* _REQUIREMENT_: Output the material below unchanged, apart from leaving out the pictures.

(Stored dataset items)

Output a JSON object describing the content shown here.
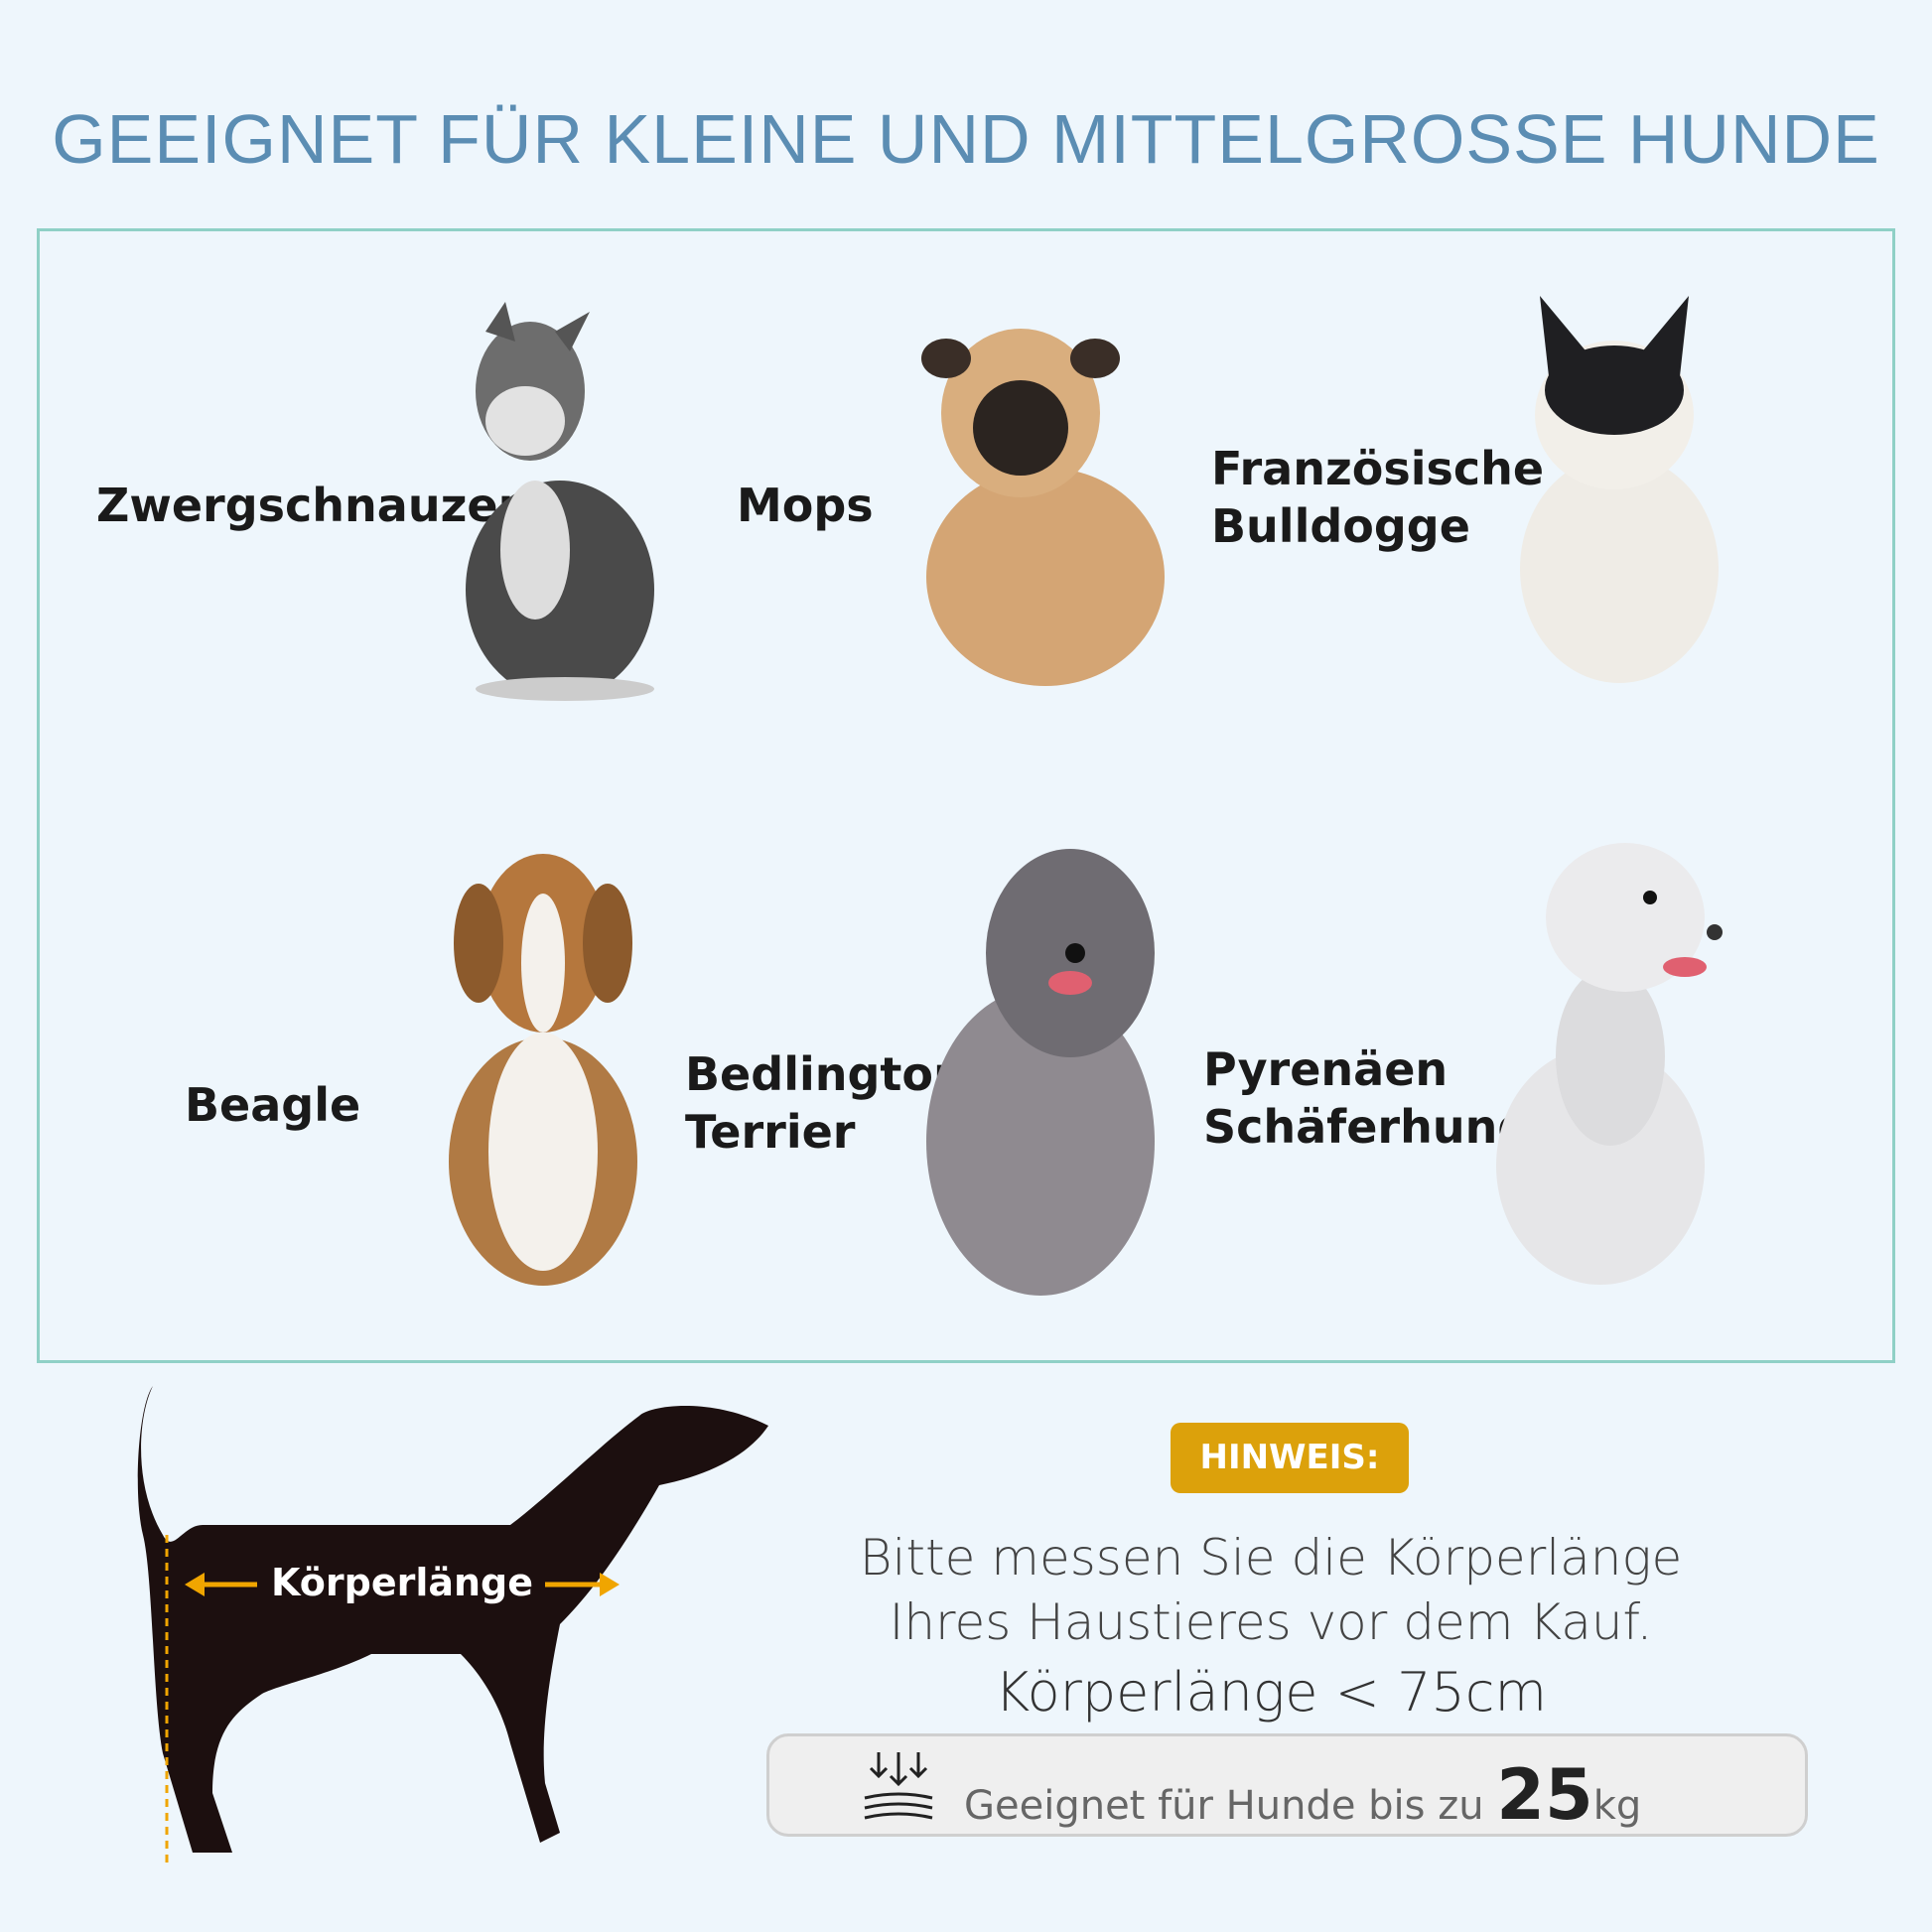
{
  "title": "GEEIGNET FÜR KLEINE UND MITTELGROSSE HUNDE",
  "breeds": [
    {
      "name": "Zwergschnauzer"
    },
    {
      "name": "Mops"
    },
    {
      "name_line1": "Französische",
      "name_line2": "Bulldogge"
    },
    {
      "name": "Beagle"
    },
    {
      "name_line1": "Bedlington",
      "name_line2": "Terrier"
    },
    {
      "name_line1": "Pyrenäen",
      "name_line2": "Schäferhund"
    }
  ],
  "diagram": {
    "label": "Körperlänge",
    "arrow_color": "#f0a500"
  },
  "notice": {
    "badge": "HINWEIS:",
    "line1": "Bitte messen Sie die Körperlänge",
    "line2": "Ihres Haustieres vor dem Kauf.",
    "limit": "Körperlänge < 75cm",
    "weight_text": "Geeignet für Hunde bis zu",
    "weight_value": "25",
    "weight_unit": "kg",
    "weight_icon": "load-weight-icon"
  },
  "colors": {
    "title": "#5b8db3",
    "badge": "#dca10b",
    "border": "#8fd0c6",
    "background": "#eef6fc"
  }
}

* _FULL OUTPUT_:
Output a JSON object describing the content shown here.
{
  "title": "GEEIGNET FÜR KLEINE UND MITTELGROSSE HUNDE",
  "breeds": [
    {
      "name": "Zwergschnauzer"
    },
    {
      "name": "Mops"
    },
    {
      "name_line1": "Französische",
      "name_line2": "Bulldogge"
    },
    {
      "name": "Beagle"
    },
    {
      "name_line1": "Bedlington",
      "name_line2": "Terrier"
    },
    {
      "name_line1": "Pyrenäen",
      "name_line2": "Schäferhund"
    }
  ],
  "diagram": {
    "label": "Körperlänge",
    "arrow_color": "#f0a500"
  },
  "notice": {
    "badge": "HINWEIS:",
    "line1": "Bitte messen Sie die Körperlänge",
    "line2": "Ihres Haustieres vor dem Kauf.",
    "limit": "Körperlänge < 75cm",
    "weight_text": "Geeignet für Hunde bis zu",
    "weight_value": "25",
    "weight_unit": "kg",
    "weight_icon": "load-weight-icon"
  },
  "colors": {
    "title": "#5b8db3",
    "badge": "#dca10b",
    "border": "#8fd0c6",
    "background": "#eef6fc"
  }
}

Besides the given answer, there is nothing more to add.